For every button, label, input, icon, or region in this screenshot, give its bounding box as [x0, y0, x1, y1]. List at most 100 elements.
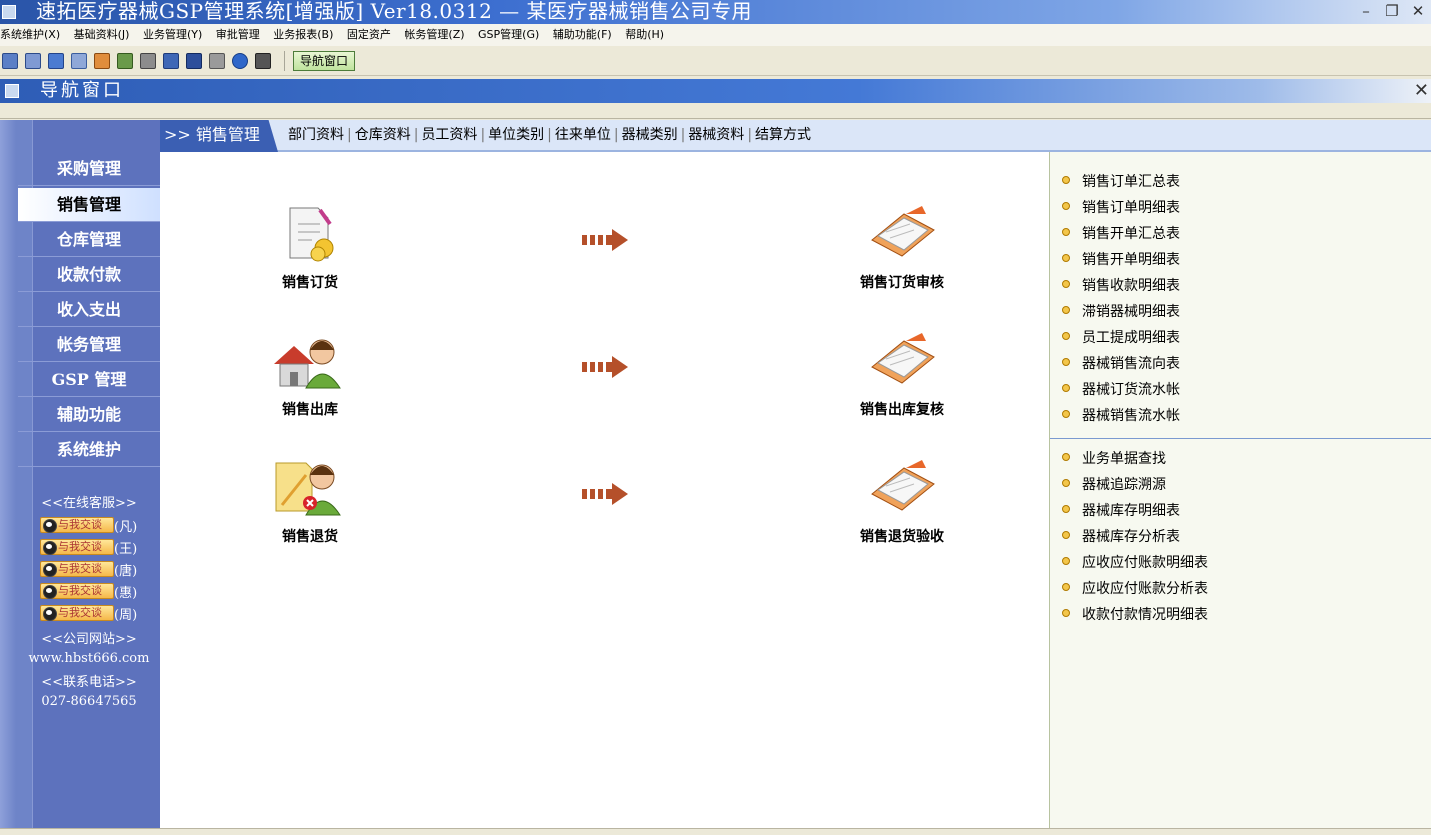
qq-contact[interactable]: 与我交谈 (王) — [40, 538, 138, 557]
qq-contact-name: (惠) — [114, 585, 138, 601]
sidebar-item-income-expense[interactable]: 收入支出 — [18, 293, 160, 327]
report-link[interactable]: 销售收款明细表 — [1062, 273, 1180, 299]
report-link[interactable]: 器械追踪溯源 — [1062, 472, 1166, 498]
flow-sales-return[interactable]: 销售退货 — [240, 526, 380, 546]
basic-data-links: 部门资料 | 仓库资料 | 员工资料 | 单位类别 | 往来单位 | 器械类别 | 器械资料 | 结算方式 — [288, 127, 812, 143]
save-icon[interactable] — [186, 52, 202, 69]
sales-return-icon[interactable] — [272, 457, 346, 517]
sales-outbound-icon[interactable] — [272, 330, 346, 390]
menu-reports[interactable]: 业务报表(B) — [273, 28, 333, 41]
current-module-tab[interactable]: >> 销售管理 — [160, 120, 278, 152]
qq-chat-button[interactable]: 与我交谈 — [40, 517, 114, 533]
chat-alt-icon[interactable] — [94, 52, 110, 69]
sidebar-item-accounting[interactable]: 帐务管理 — [18, 328, 160, 362]
flow-sales-order[interactable]: 销售订货 — [240, 272, 380, 292]
report-link[interactable]: 销售订单汇总表 — [1062, 169, 1180, 195]
sidebar-item-system[interactable]: 系统维护 — [18, 433, 160, 467]
report-link[interactable]: 应收应付账款分析表 — [1062, 576, 1208, 602]
help-icon[interactable] — [232, 52, 248, 69]
link-device-data[interactable]: 器械资料 — [688, 127, 744, 143]
order-review-icon[interactable] — [866, 206, 938, 262]
qq-chat-button[interactable]: 与我交谈 — [40, 605, 114, 621]
tools-icon[interactable] — [117, 52, 133, 69]
flow-return-inspection[interactable]: 销售退货验收 — [832, 526, 972, 546]
phone-title: <<联系电话>> — [41, 675, 137, 690]
qq-contact-name: (唐) — [114, 563, 138, 579]
sidebar-item-warehouse[interactable]: 仓库管理 — [18, 223, 160, 257]
qq-chat-button[interactable]: 与我交谈 — [40, 583, 114, 599]
qq-chat-button[interactable]: 与我交谈 — [40, 561, 114, 577]
menu-gsp[interactable]: GSP管理(G) — [478, 28, 539, 41]
website-title: <<公司网站>> — [41, 632, 137, 647]
link-settlement[interactable]: 结算方式 — [755, 127, 811, 143]
restore-button[interactable]: ❐ — [1383, 2, 1401, 20]
flow-arrow-icon — [582, 229, 628, 251]
link-partners[interactable]: 往来单位 — [555, 127, 611, 143]
sidebar-item-sales[interactable]: 销售管理 — [18, 188, 160, 222]
qq-contact-name: (王) — [114, 541, 138, 557]
sidebar-item-payments[interactable]: 收款付款 — [18, 258, 160, 292]
report-link[interactable]: 销售开单汇总表 — [1062, 221, 1180, 247]
report-link[interactable]: 收款付款情况明细表 — [1062, 602, 1208, 628]
report-link[interactable]: 销售订单明细表 — [1062, 195, 1180, 221]
link-employee[interactable]: 员工资料 — [421, 127, 477, 143]
report-link[interactable]: 应收应付账款明细表 — [1062, 550, 1208, 576]
menu-system[interactable]: 系统维护(X) — [0, 28, 60, 41]
reports-panel: 销售订单汇总表 销售订单明细表 销售开单汇总表 销售开单明细表 销售收款明细表 … — [1049, 152, 1431, 828]
sidebar-item-tools[interactable]: 辅助功能 — [18, 398, 160, 432]
export-icon[interactable] — [140, 52, 156, 69]
report-link[interactable]: 器械销售流向表 — [1062, 351, 1180, 377]
menu-business[interactable]: 业务管理(Y) — [143, 28, 202, 41]
qq-contact[interactable]: 与我交谈 (唐) — [40, 560, 138, 579]
website-link[interactable]: www.hbst666.com — [18, 651, 160, 666]
child-close-button[interactable]: ✕ — [1414, 79, 1429, 103]
list-icon[interactable] — [25, 52, 41, 69]
print-icon[interactable] — [209, 52, 225, 69]
menu-help[interactable]: 帮助(H) — [625, 28, 664, 41]
outbound-review-icon[interactable] — [866, 333, 938, 389]
sales-order-icon[interactable] — [280, 204, 340, 264]
menu-approval[interactable]: 审批管理 — [216, 28, 260, 41]
window-icon[interactable] — [48, 52, 64, 69]
app-icon[interactable] — [2, 5, 16, 19]
report-link[interactable]: 器械销售流水帐 — [1062, 403, 1180, 429]
report-link[interactable]: 滞销器械明细表 — [1062, 299, 1180, 325]
report-link[interactable]: 销售开单明细表 — [1062, 247, 1180, 273]
flow-order-review[interactable]: 销售订货审核 — [832, 272, 972, 292]
report-link[interactable]: 员工提成明细表 — [1062, 325, 1180, 351]
chat-icon[interactable] — [71, 52, 87, 69]
qq-contact[interactable]: 与我交谈 (凡) — [40, 516, 137, 535]
qq-contact[interactable]: 与我交谈 (周) — [40, 604, 137, 623]
table-icon[interactable] — [2, 52, 18, 69]
module-tab-header: >> 销售管理 部门资料 | 仓库资料 | 员工资料 | 单位类别 | 往来单位 | 器械类别 | 器械… — [160, 120, 1431, 152]
sidebar-item-purchase[interactable]: 采购管理 — [18, 152, 160, 186]
flow-sales-outbound[interactable]: 销售出库 — [240, 399, 380, 419]
toolbar-separator — [284, 50, 285, 71]
menu-basic-data[interactable]: 基础资料(J) — [74, 28, 130, 41]
link-unit-category[interactable]: 单位类别 — [488, 127, 544, 143]
minimize-button[interactable]: – — [1357, 2, 1375, 20]
menu-tools[interactable]: 辅助功能(F) — [553, 28, 612, 41]
flow-arrow-icon — [582, 483, 628, 505]
menu-accounting[interactable]: 帐务管理(Z) — [404, 28, 464, 41]
link-warehouse[interactable]: 仓库资料 — [355, 127, 411, 143]
flow-outbound-review[interactable]: 销售出库复核 — [832, 399, 972, 419]
report-link[interactable]: 业务单据查找 — [1062, 446, 1166, 472]
report-link[interactable]: 器械订货流水帐 — [1062, 377, 1180, 403]
sidebar: 采购管理 销售管理 仓库管理 收款付款 收入支出 帐务管理 GSP 管理 辅助功… — [0, 120, 160, 828]
qq-chat-button[interactable]: 与我交谈 — [40, 539, 114, 555]
link-department[interactable]: 部门资料 — [288, 127, 344, 143]
return-inspection-icon[interactable] — [866, 460, 938, 516]
sidebar-item-gsp[interactable]: GSP 管理 — [18, 363, 160, 397]
exit-icon[interactable] — [255, 52, 271, 69]
reports-divider — [1050, 438, 1431, 439]
close-button[interactable]: ✕ — [1409, 2, 1427, 20]
menu-fixed-assets[interactable]: 固定资产 — [347, 28, 391, 41]
qq-contact[interactable]: 与我交谈 (惠) — [40, 582, 138, 601]
image-icon[interactable] — [163, 52, 179, 69]
report-link[interactable]: 器械库存分析表 — [1062, 524, 1180, 550]
toolbar: 导航窗口 — [0, 46, 1431, 76]
link-device-category[interactable]: 器械类别 — [622, 127, 678, 143]
nav-window-button[interactable]: 导航窗口 — [293, 50, 356, 71]
report-link[interactable]: 器械库存明细表 — [1062, 498, 1180, 524]
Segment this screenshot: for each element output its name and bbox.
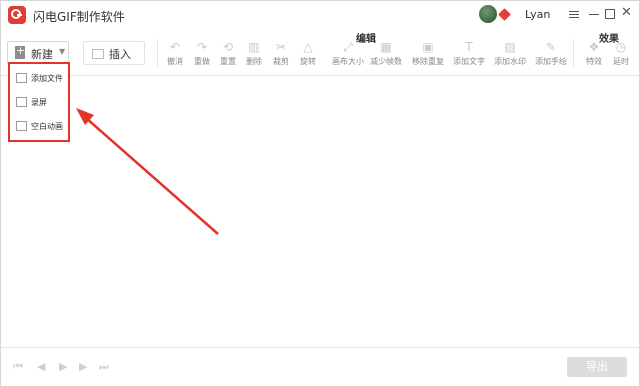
tool-reduce-frames[interactable]: ▦ 减少帧数 — [366, 41, 406, 67]
tool-label: 裁剪 — [273, 57, 289, 66]
tool-label: 添加文字 — [453, 57, 485, 66]
new-file-icon — [15, 44, 25, 59]
title-bar: 闪电GIF制作软件 Lyan ✕ — [1, 1, 639, 29]
reduce-frames-icon: ▦ — [380, 40, 392, 54]
add-file-icon — [16, 73, 27, 83]
avatar[interactable] — [479, 5, 497, 23]
tool-label: 撤消 — [167, 57, 183, 66]
close-icon[interactable]: ✕ — [621, 6, 632, 20]
tool-label: 添加手绘 — [535, 57, 567, 66]
dropdown-item-add-file[interactable]: 添加文件 — [14, 69, 70, 89]
tool-add-text[interactable]: T 添加文字 — [449, 41, 489, 67]
new-dropdown-menu: 添加文件 录屏 空白动画 — [8, 62, 70, 142]
rotate-icon: △ — [303, 40, 313, 54]
redo-icon: ↷ — [196, 40, 208, 54]
chevron-down-icon: ▼ — [59, 47, 66, 56]
menu-icon[interactable] — [569, 9, 579, 19]
tool-label: 删除 — [246, 57, 262, 66]
effects-icon: ❖ — [588, 40, 600, 54]
divider — [573, 39, 574, 67]
first-frame-icon[interactable]: ⏮ — [13, 361, 23, 373]
prev-frame-icon[interactable]: ◀ — [37, 361, 45, 373]
tool-canvas-size[interactable]: ⤢ 画布大小 — [328, 41, 368, 67]
playback-bar: ⏮ ◀ ▶ ▶ ⏭ 导出 — [1, 347, 639, 386]
tool-delay[interactable]: ◷ 延时 — [606, 41, 636, 67]
dropdown-item-label: 录屏 — [31, 98, 47, 107]
dropdown-item-label: 添加文件 — [31, 74, 63, 83]
add-text-icon: T — [465, 40, 473, 54]
pen-icon: ✎ — [545, 40, 557, 54]
new-button-label: 新建 — [31, 48, 53, 61]
reset-icon: ⟲ — [222, 40, 234, 54]
dropdown-item-screen-record[interactable]: 录屏 — [14, 93, 70, 113]
app-window: 闪电GIF制作软件 Lyan ✕ 新建 ▼ 插入 编辑 效果 ↶撤消↷重做⟲重置… — [0, 0, 640, 386]
insert-icon — [92, 49, 104, 59]
canvas-area[interactable] — [1, 76, 639, 346]
dropdown-item-blank-animation[interactable]: 空白动画 — [14, 117, 70, 137]
tool-scissors[interactable]: ✂ 裁剪 — [266, 41, 296, 67]
tool-label: 添加水印 — [494, 57, 526, 66]
play-icon[interactable]: ▶ — [59, 361, 67, 373]
maximize-icon[interactable] — [605, 9, 615, 19]
username[interactable]: Lyan — [525, 8, 550, 21]
undo-icon: ↶ — [169, 40, 181, 54]
canvas-size-icon: ⤢ — [343, 40, 353, 54]
app-title: 闪电GIF制作软件 — [33, 10, 125, 24]
delay-icon: ◷ — [615, 40, 627, 54]
remove-duplicate-icon: ▣ — [422, 40, 434, 54]
tool-effects[interactable]: ❖ 特效 — [579, 41, 609, 67]
trash-icon: ▥ — [248, 40, 260, 54]
tool-label: 画布大小 — [332, 57, 364, 66]
tool-remove-duplicate[interactable]: ▣ 移除重复 — [408, 41, 448, 67]
tool-add-watermark[interactable]: ▨ 添加水印 — [490, 41, 530, 67]
insert-button[interactable]: 插入 — [83, 41, 145, 65]
divider — [157, 39, 158, 67]
dropdown-item-label: 空白动画 — [31, 122, 63, 131]
tool-rotate[interactable]: △ 旋转 — [293, 41, 323, 67]
app-logo-icon — [8, 6, 26, 24]
tool-label: 减少帧数 — [370, 57, 402, 66]
tool-label: 特效 — [586, 57, 602, 66]
scissors-icon: ✂ — [275, 40, 287, 54]
vip-badge-icon[interactable] — [498, 8, 511, 21]
last-frame-icon[interactable]: ⏭ — [99, 361, 109, 373]
tool-label: 移除重复 — [412, 57, 444, 66]
tool-pen[interactable]: ✎ 添加手绘 — [531, 41, 571, 67]
screen-record-icon — [16, 97, 27, 107]
tool-label: 旋转 — [300, 57, 316, 66]
next-frame-icon[interactable]: ▶ — [79, 361, 87, 373]
export-button[interactable]: 导出 — [567, 357, 627, 377]
toolbar: 新建 ▼ 插入 编辑 效果 ↶撤消↷重做⟲重置▥删除✂裁剪△旋转⤢画布大小▦减少… — [1, 29, 639, 76]
tool-undo[interactable]: ↶ 撤消 — [160, 41, 190, 67]
insert-button-label: 插入 — [109, 48, 131, 61]
tool-trash[interactable]: ▥ 删除 — [239, 41, 269, 67]
add-watermark-icon: ▨ — [504, 40, 516, 54]
minimize-icon[interactable] — [589, 14, 599, 15]
tool-label: 延时 — [613, 57, 629, 66]
blank-animation-icon — [16, 121, 27, 131]
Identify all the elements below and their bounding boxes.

**PROBLEM REQUIREMENTS**: Render the entries as a numbered list, skipping blank lines, and include only the lines from the one containing "tool-reduce-frames[interactable]: ▦ 减少帧数" down to the one containing "dropdown-item-screen-record[interactable]: 录屏 —", with both end lines included.

**WRITTEN SOLUTION**:
1. tool-reduce-frames[interactable]: ▦ 减少帧数 — [366, 41, 406, 67]
2. tool-label: 裁剪 — [273, 57, 289, 66]
3. tool-label: 添加文字 — [453, 57, 485, 66]
4. new-file-icon — [15, 44, 25, 59]
5. title-bar: 闪电GIF制作软件 Lyan ✕ — [1, 1, 639, 29]
6. reduce-frames-icon: ▦ — [380, 40, 392, 54]
7. add-file-icon — [16, 73, 27, 83]
8. avatar[interactable] — [479, 5, 497, 23]
9. tool-label: 撤消 — [167, 57, 183, 66]
10. close-icon[interactable]: ✕ — [621, 6, 632, 20]
11. tool-label: 添加手绘 — [535, 57, 567, 66]
12. dropdown-item-add-file[interactable]: 添加文件 — [14, 69, 70, 89]
13. tool-add-text[interactable]: T 添加文字 — [449, 41, 489, 67]
14. new-dropdown-menu: 添加文件 录屏 空白动画 — [8, 62, 70, 142]
15. rotate-icon: △ — [303, 40, 313, 54]
16. redo-icon: ↷ — [196, 40, 208, 54]
17. chevron-down-icon: ▼ — [59, 47, 66, 56]
18. menu-icon[interactable] — [569, 9, 579, 19]
19. tool-label: 删除 — [246, 57, 262, 66]
20. effects-icon: ❖ — [588, 40, 600, 54]
21. divider — [573, 39, 574, 67]
22. first-frame-icon[interactable]: ⏮ — [13, 361, 23, 373]
23. prev-frame-icon[interactable]: ◀ — [37, 361, 45, 373]
24. tool-canvas-size[interactable]: ⤢ 画布大小 — [328, 41, 368, 67]
25. playback-bar: ⏮ ◀ ▶ ▶ ⏭ 导出 — [1, 347, 639, 386]
26. tool-delay[interactable]: ◷ 延时 — [606, 41, 636, 67]
27. dropdown-item-label: 录屏 — [31, 98, 47, 107]
28. dropdown-item-label: 添加文件 — [31, 74, 63, 83]
29. add-text-icon: T — [465, 40, 473, 54]
30. pen-icon: ✎ — [545, 40, 557, 54]
31. new-button-label: 新建 — [31, 48, 53, 61]
32. reset-icon: ⟲ — [222, 40, 234, 54]
33. dropdown-item-screen-record[interactable]: 录屏 — [14, 93, 70, 113]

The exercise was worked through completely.